Exercise: Write out the material exactly. Do not include the pictures.

------ Data ------

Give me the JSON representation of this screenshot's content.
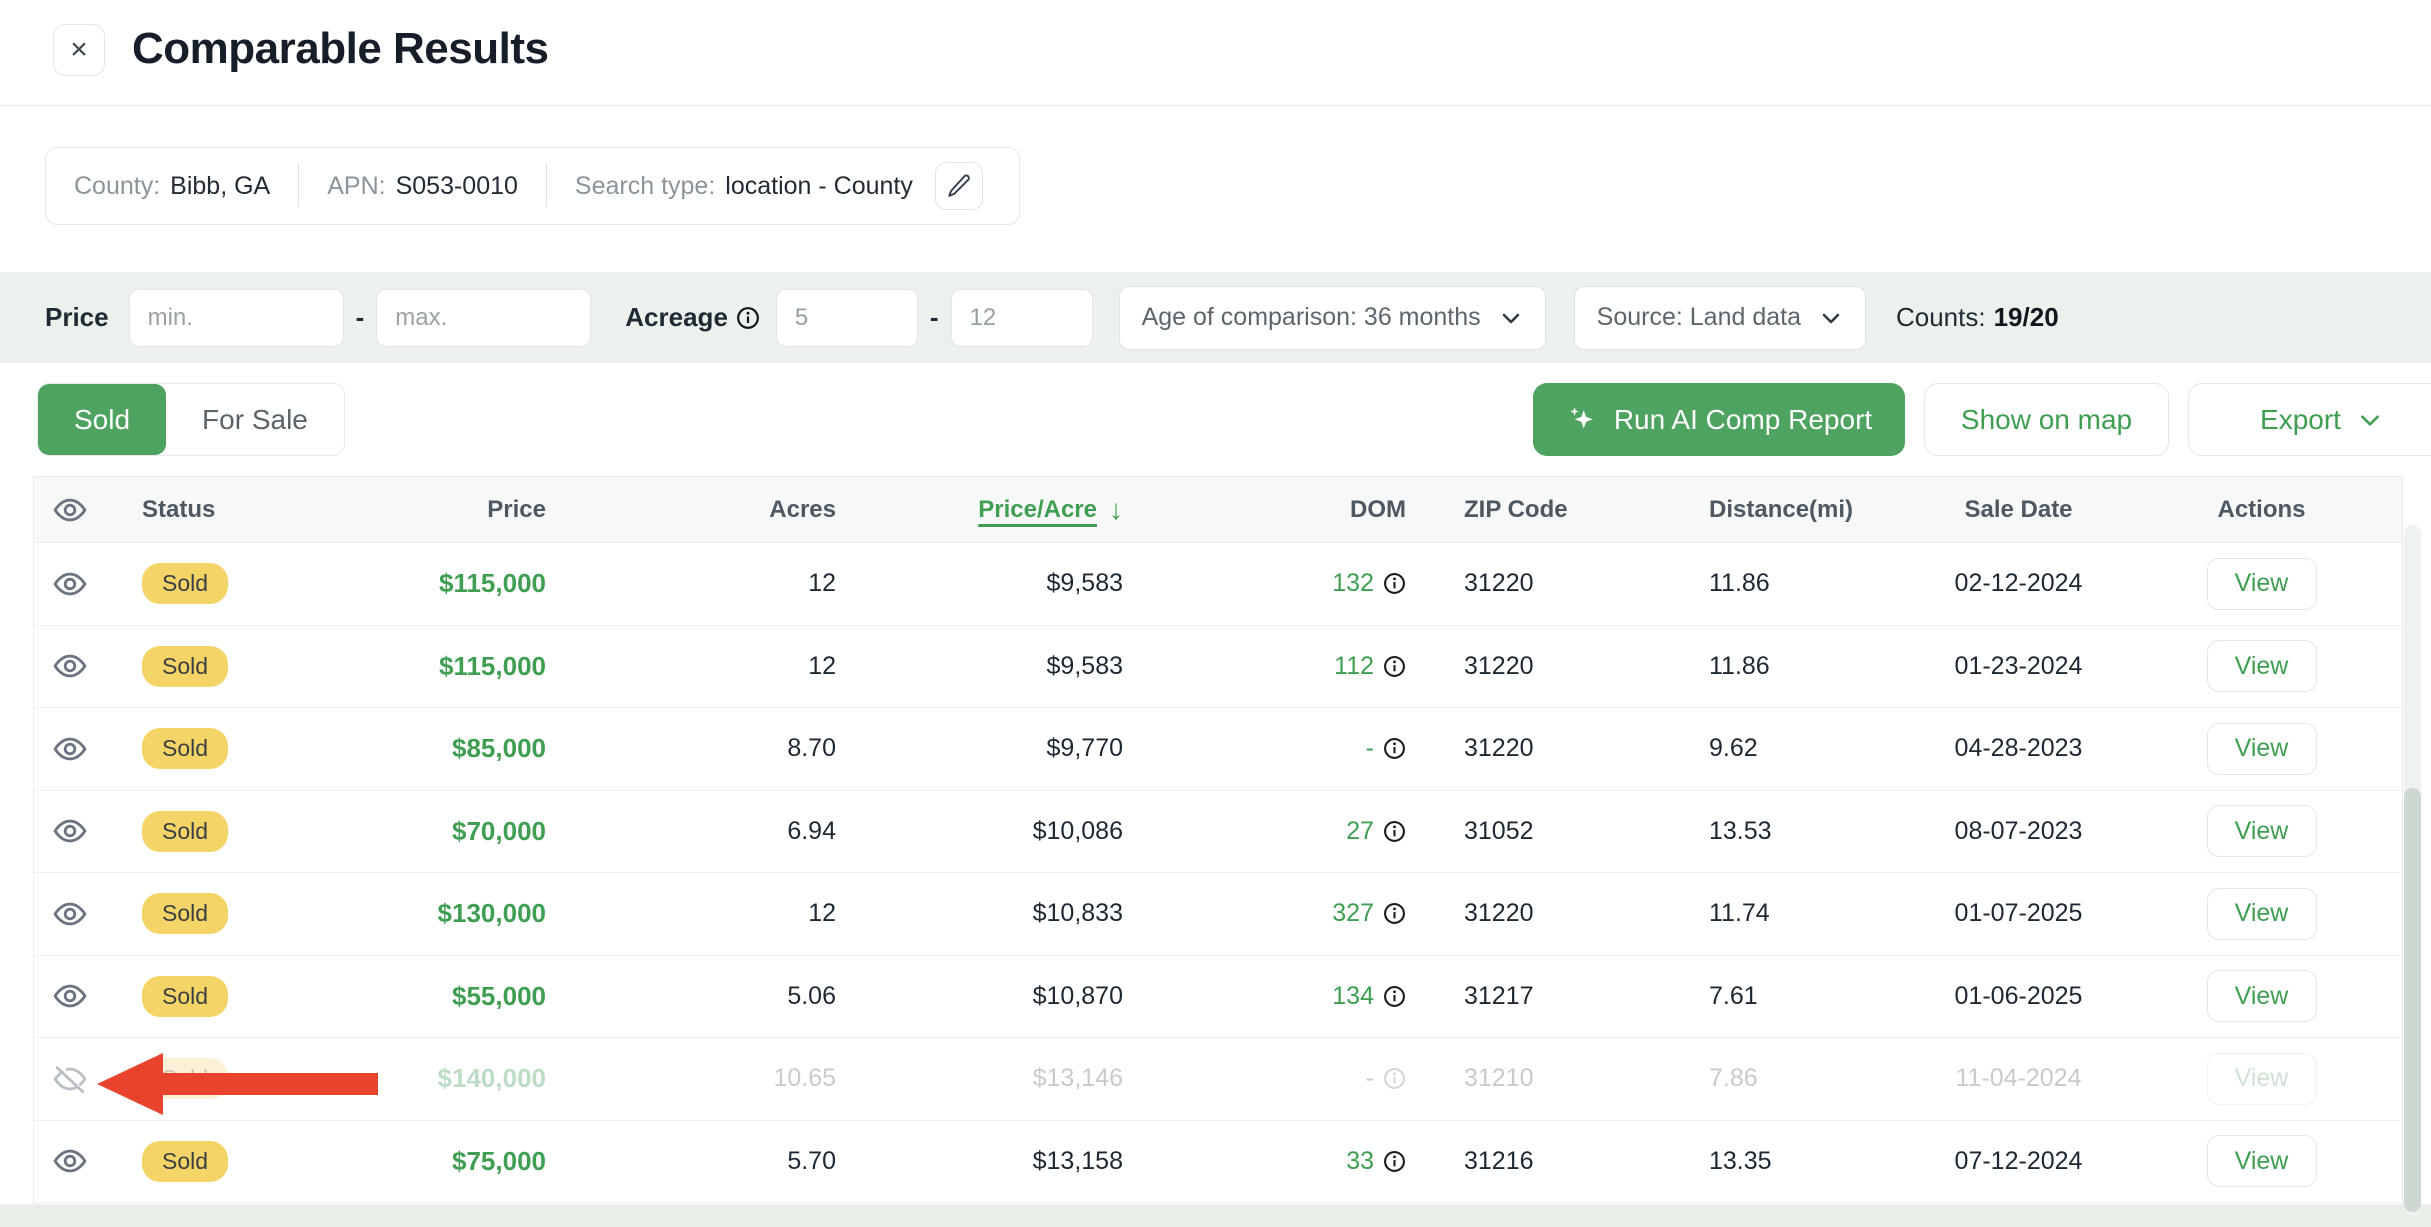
{
  "header": {
    "title": "Comparable Results",
    "close_glyph": "×"
  },
  "summary": {
    "county_label": "County:",
    "county_value": "Bibb, GA",
    "apn_label": "APN:",
    "apn_value": "S053-0010",
    "search_type_label": "Search type:",
    "search_type_value": "location - County"
  },
  "filters": {
    "price_label": "Price",
    "price_min_placeholder": "min.",
    "price_max_placeholder": "max.",
    "dash": "-",
    "acreage_label": "Acreage",
    "acreage_min": "5",
    "acreage_max": "12",
    "age_dropdown_value": "Age of comparison: 36 months",
    "source_dropdown_value": "Source: Land data",
    "counts_label": "Counts:",
    "counts_value": "19/20"
  },
  "tabs": [
    {
      "label": "Sold",
      "active": true
    },
    {
      "label": "For Sale",
      "active": false
    }
  ],
  "actions": {
    "run_ai_label": "Run AI Comp Report",
    "show_on_map_label": "Show on map",
    "export_label": "Export"
  },
  "table": {
    "sort_arrow": "↓",
    "headers": [
      {
        "label": "Status"
      },
      {
        "label": "Price"
      },
      {
        "label": "Acres"
      },
      {
        "label": "Price/Acre",
        "sorted": true
      },
      {
        "label": "DOM"
      },
      {
        "label": "ZIP Code"
      },
      {
        "label": "Distance(mi)"
      },
      {
        "label": "Sale Date"
      },
      {
        "label": "Actions"
      }
    ],
    "view_label": "View",
    "rows": [
      {
        "status": "Sold",
        "price": "$115,000",
        "acres": "12",
        "price_per_acre": "$9,583",
        "dom": "132",
        "zip": "31220",
        "distance": "11.86",
        "sale_date": "02-12-2024",
        "hidden": false
      },
      {
        "status": "Sold",
        "price": "$115,000",
        "acres": "12",
        "price_per_acre": "$9,583",
        "dom": "112",
        "zip": "31220",
        "distance": "11.86",
        "sale_date": "01-23-2024",
        "hidden": false
      },
      {
        "status": "Sold",
        "price": "$85,000",
        "acres": "8.70",
        "price_per_acre": "$9,770",
        "dom": "-",
        "zip": "31220",
        "distance": "9.62",
        "sale_date": "04-28-2023",
        "hidden": false
      },
      {
        "status": "Sold",
        "price": "$70,000",
        "acres": "6.94",
        "price_per_acre": "$10,086",
        "dom": "27",
        "zip": "31052",
        "distance": "13.53",
        "sale_date": "08-07-2023",
        "hidden": false
      },
      {
        "status": "Sold",
        "price": "$130,000",
        "acres": "12",
        "price_per_acre": "$10,833",
        "dom": "327",
        "zip": "31220",
        "distance": "11.74",
        "sale_date": "01-07-2025",
        "hidden": false
      },
      {
        "status": "Sold",
        "price": "$55,000",
        "acres": "5.06",
        "price_per_acre": "$10,870",
        "dom": "134",
        "zip": "31217",
        "distance": "7.61",
        "sale_date": "01-06-2025",
        "hidden": false
      },
      {
        "status": "Sold",
        "price": "$140,000",
        "acres": "10.65",
        "price_per_acre": "$13,146",
        "dom": "-",
        "zip": "31210",
        "distance": "7.86",
        "sale_date": "11-04-2024",
        "hidden": true
      },
      {
        "status": "Sold",
        "price": "$75,000",
        "acres": "5.70",
        "price_per_acre": "$13,158",
        "dom": "33",
        "zip": "31216",
        "distance": "13.35",
        "sale_date": "07-12-2024",
        "hidden": false
      }
    ]
  },
  "colors": {
    "accent_green": "#3f9e52",
    "button_green": "#4da35f",
    "badge_yellow": "#f4d466",
    "arrow_red": "#e8432c",
    "filter_bg": "#edf1ee",
    "strip_green": "#e8efe9"
  }
}
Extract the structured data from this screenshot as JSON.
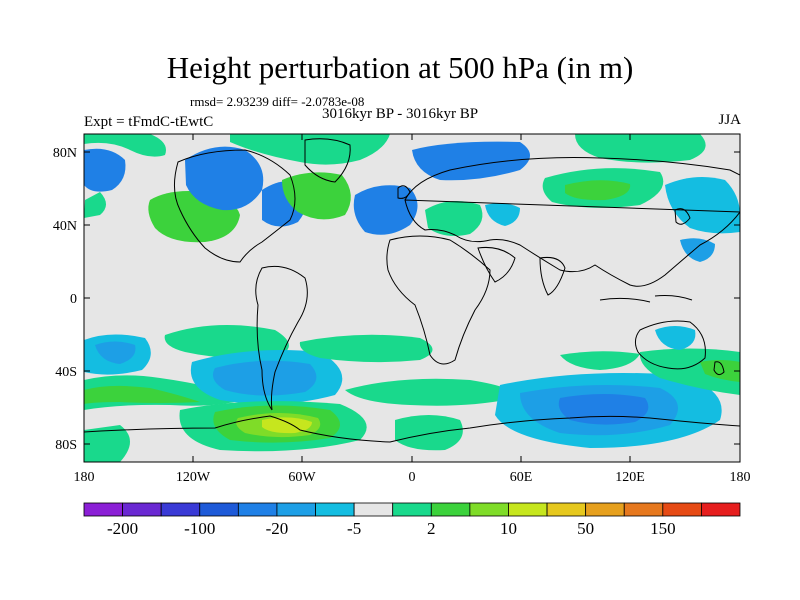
{
  "header": {
    "title": "Height perturbation at 500 hPa (in m)",
    "stats": "rmsd= 2.93239 diff= -2.0783e-08",
    "left_label": "Expt = tFmdC-tEwtC",
    "center_label": "3016kyr BP - 3016kyr BP",
    "right_label": "JJA"
  },
  "map": {
    "lon_ticks": [
      "180",
      "120W",
      "60W",
      "0",
      "60E",
      "120E",
      "180"
    ],
    "lat_ticks": [
      "80N",
      "40N",
      "0",
      "40S",
      "80S"
    ]
  },
  "colorbar": {
    "colors": [
      "#8b1fd6",
      "#6a28d2",
      "#3a3ad6",
      "#1e5ad8",
      "#1f80e6",
      "#1d9fe6",
      "#14bde1",
      "#e6e6e6",
      "#19d98c",
      "#3cd23c",
      "#7fdc28",
      "#c6e61e",
      "#e6c81e",
      "#e6a01e",
      "#e6781e",
      "#e64a14",
      "#e61e1e"
    ],
    "labels": [
      "-200",
      "-100",
      "-20",
      "-5",
      "2",
      "10",
      "50",
      "150"
    ]
  }
}
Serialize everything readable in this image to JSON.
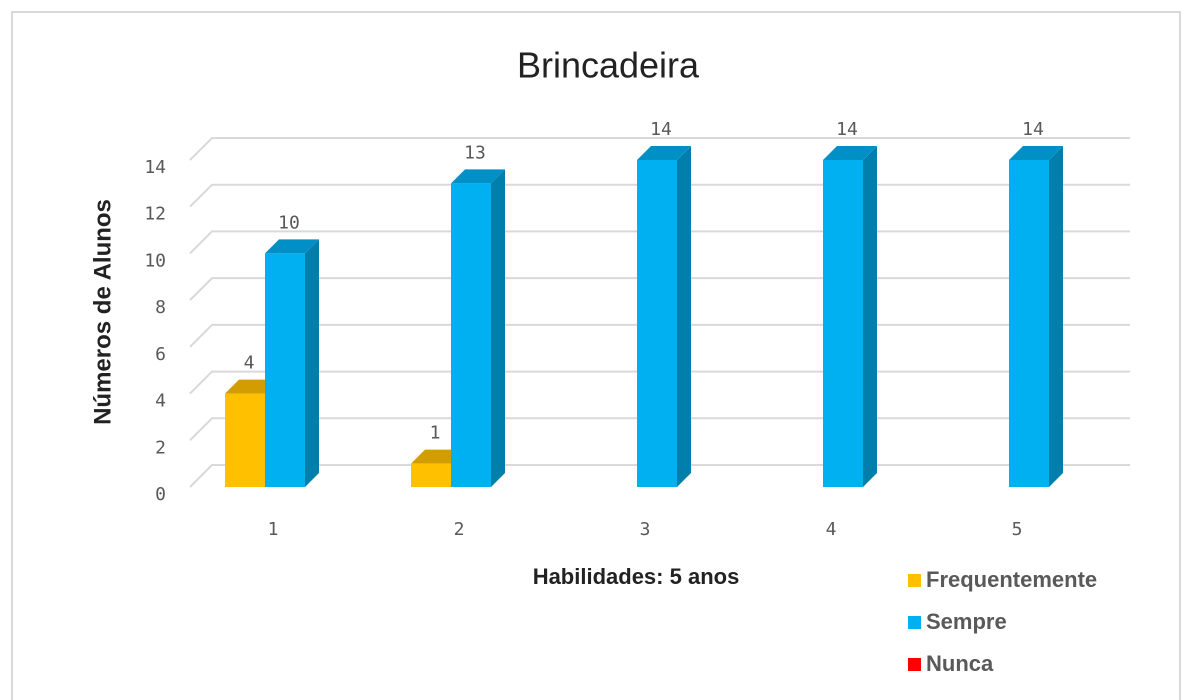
{
  "chart_data": {
    "type": "bar3d",
    "title": "Brincadeira",
    "x_label": "Habilidades: 5 anos",
    "y_label": "Números de Alunos",
    "categories": [
      "1",
      "2",
      "3",
      "4",
      "5"
    ],
    "series": [
      {
        "name": "Frequentemente",
        "color": "#FFC000",
        "values": [
          4,
          1,
          null,
          null,
          null
        ]
      },
      {
        "name": "Sempre",
        "color": "#00B0F0",
        "values": [
          10,
          13,
          14,
          14,
          14
        ]
      },
      {
        "name": "Nunca",
        "color": "#FF0000",
        "values": [
          null,
          null,
          null,
          null,
          null
        ]
      }
    ],
    "ylim": [
      0,
      14
    ],
    "yticks": [
      0,
      2,
      4,
      6,
      8,
      10,
      12,
      14
    ],
    "grid": true,
    "legend": "bottom-right"
  }
}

------

Correct result:
Give me the JSON representation of this screenshot's content.
{
  "header": {
    "title": "Comparable Results",
    "close_glyph": "×"
  },
  "summary": {
    "county_label": "County:",
    "county_value": "Bibb, GA",
    "apn_label": "APN:",
    "apn_value": "S053-0010",
    "search_type_label": "Search type:",
    "search_type_value": "location - County"
  },
  "filters": {
    "price_label": "Price",
    "price_min_placeholder": "min.",
    "price_max_placeholder": "max.",
    "dash": "-",
    "acreage_label": "Acreage",
    "acreage_min": "5",
    "acreage_max": "12",
    "age_dropdown_value": "Age of comparison: 36 months",
    "source_dropdown_value": "Source: Land data",
    "counts_label": "Counts:",
    "counts_value": "19/20"
  },
  "tabs": [
    {
      "label": "Sold",
      "active": true
    },
    {
      "label": "For Sale",
      "active": false
    }
  ],
  "actions": {
    "run_ai_label": "Run AI Comp Report",
    "show_on_map_label": "Show on map",
    "export_label": "Export"
  },
  "table": {
    "sort_arrow": "↓",
    "headers": [
      {
        "label": "Status"
      },
      {
        "label": "Price"
      },
      {
        "label": "Acres"
      },
      {
        "label": "Price/Acre",
        "sorted": true
      },
      {
        "label": "DOM"
      },
      {
        "label": "ZIP Code"
      },
      {
        "label": "Distance(mi)"
      },
      {
        "label": "Sale Date"
      },
      {
        "label": "Actions"
      }
    ],
    "view_label": "View",
    "rows": [
      {
        "status": "Sold",
        "price": "$115,000",
        "acres": "12",
        "price_per_acre": "$9,583",
        "dom": "132",
        "zip": "31220",
        "distance": "11.86",
        "sale_date": "02-12-2024",
        "hidden": false
      },
      {
        "status": "Sold",
        "price": "$115,000",
        "acres": "12",
        "price_per_acre": "$9,583",
        "dom": "112",
        "zip": "31220",
        "distance": "11.86",
        "sale_date": "01-23-2024",
        "hidden": false
      },
      {
        "status": "Sold",
        "price": "$85,000",
        "acres": "8.70",
        "price_per_acre": "$9,770",
        "dom": "-",
        "zip": "31220",
        "distance": "9.62",
        "sale_date": "04-28-2023",
        "hidden": false
      },
      {
        "status": "Sold",
        "price": "$70,000",
        "acres": "6.94",
        "price_per_acre": "$10,086",
        "dom": "27",
        "zip": "31052",
        "distance": "13.53",
        "sale_date": "08-07-2023",
        "hidden": false
      },
      {
        "status": "Sold",
        "price": "$130,000",
        "acres": "12",
        "price_per_acre": "$10,833",
        "dom": "327",
        "zip": "31220",
        "distance": "11.74",
        "sale_date": "01-07-2025",
        "hidden": false
      },
      {
        "status": "Sold",
        "price": "$55,000",
        "acres": "5.06",
        "price_per_acre": "$10,870",
        "dom": "134",
        "zip": "31217",
        "distance": "7.61",
        "sale_date": "01-06-2025",
        "hidden": false
      },
      {
        "status": "Sold",
        "price": "$140,000",
        "acres": "10.65",
        "price_per_acre": "$13,146",
        "dom": "-",
        "zip": "31210",
        "distance": "7.86",
        "sale_date": "11-04-2024",
        "hidden": true
      },
      {
        "status": "Sold",
        "price": "$75,000",
        "acres": "5.70",
        "price_per_acre": "$13,158",
        "dom": "33",
        "zip": "31216",
        "distance": "13.35",
        "sale_date": "07-12-2024",
        "hidden": false
      }
    ]
  },
  "colors": {
    "accent_green": "#3f9e52",
    "button_green": "#4da35f",
    "badge_yellow": "#f4d466",
    "arrow_red": "#e8432c",
    "filter_bg": "#edf1ee",
    "strip_green": "#e8efe9"
  }
}
Extract the structured data from this screenshot as JSON.
{
  "header": {
    "title": "Height perturbation at 500 hPa (in m)",
    "stats": "rmsd= 2.93239 diff= -2.0783e-08",
    "left_label": "Expt = tFmdC-tEwtC",
    "center_label": "3016kyr BP - 3016kyr BP",
    "right_label": "JJA"
  },
  "map": {
    "lon_ticks": [
      "180",
      "120W",
      "60W",
      "0",
      "60E",
      "120E",
      "180"
    ],
    "lat_ticks": [
      "80N",
      "40N",
      "0",
      "40S",
      "80S"
    ]
  },
  "colorbar": {
    "colors": [
      "#8b1fd6",
      "#6a28d2",
      "#3a3ad6",
      "#1e5ad8",
      "#1f80e6",
      "#1d9fe6",
      "#14bde1",
      "#e6e6e6",
      "#19d98c",
      "#3cd23c",
      "#7fdc28",
      "#c6e61e",
      "#e6c81e",
      "#e6a01e",
      "#e6781e",
      "#e64a14",
      "#e61e1e"
    ],
    "labels": [
      "-200",
      "-100",
      "-20",
      "-5",
      "2",
      "10",
      "50",
      "150"
    ]
  }
}
Serialize everything readable in this image to JSON.
{
  "chart_data": {
    "type": "bar3d",
    "title": "Brincadeira",
    "x_label": "Habilidades: 5 anos",
    "y_label": "Números de Alunos",
    "categories": [
      "1",
      "2",
      "3",
      "4",
      "5"
    ],
    "series": [
      {
        "name": "Frequentemente",
        "color": "#FFC000",
        "values": [
          4,
          1,
          null,
          null,
          null
        ]
      },
      {
        "name": "Sempre",
        "color": "#00B0F0",
        "values": [
          10,
          13,
          14,
          14,
          14
        ]
      },
      {
        "name": "Nunca",
        "color": "#FF0000",
        "values": [
          null,
          null,
          null,
          null,
          null
        ]
      }
    ],
    "ylim": [
      0,
      14
    ],
    "yticks": [
      0,
      2,
      4,
      6,
      8,
      10,
      12,
      14
    ],
    "grid": true,
    "legend": "bottom-right"
  }
}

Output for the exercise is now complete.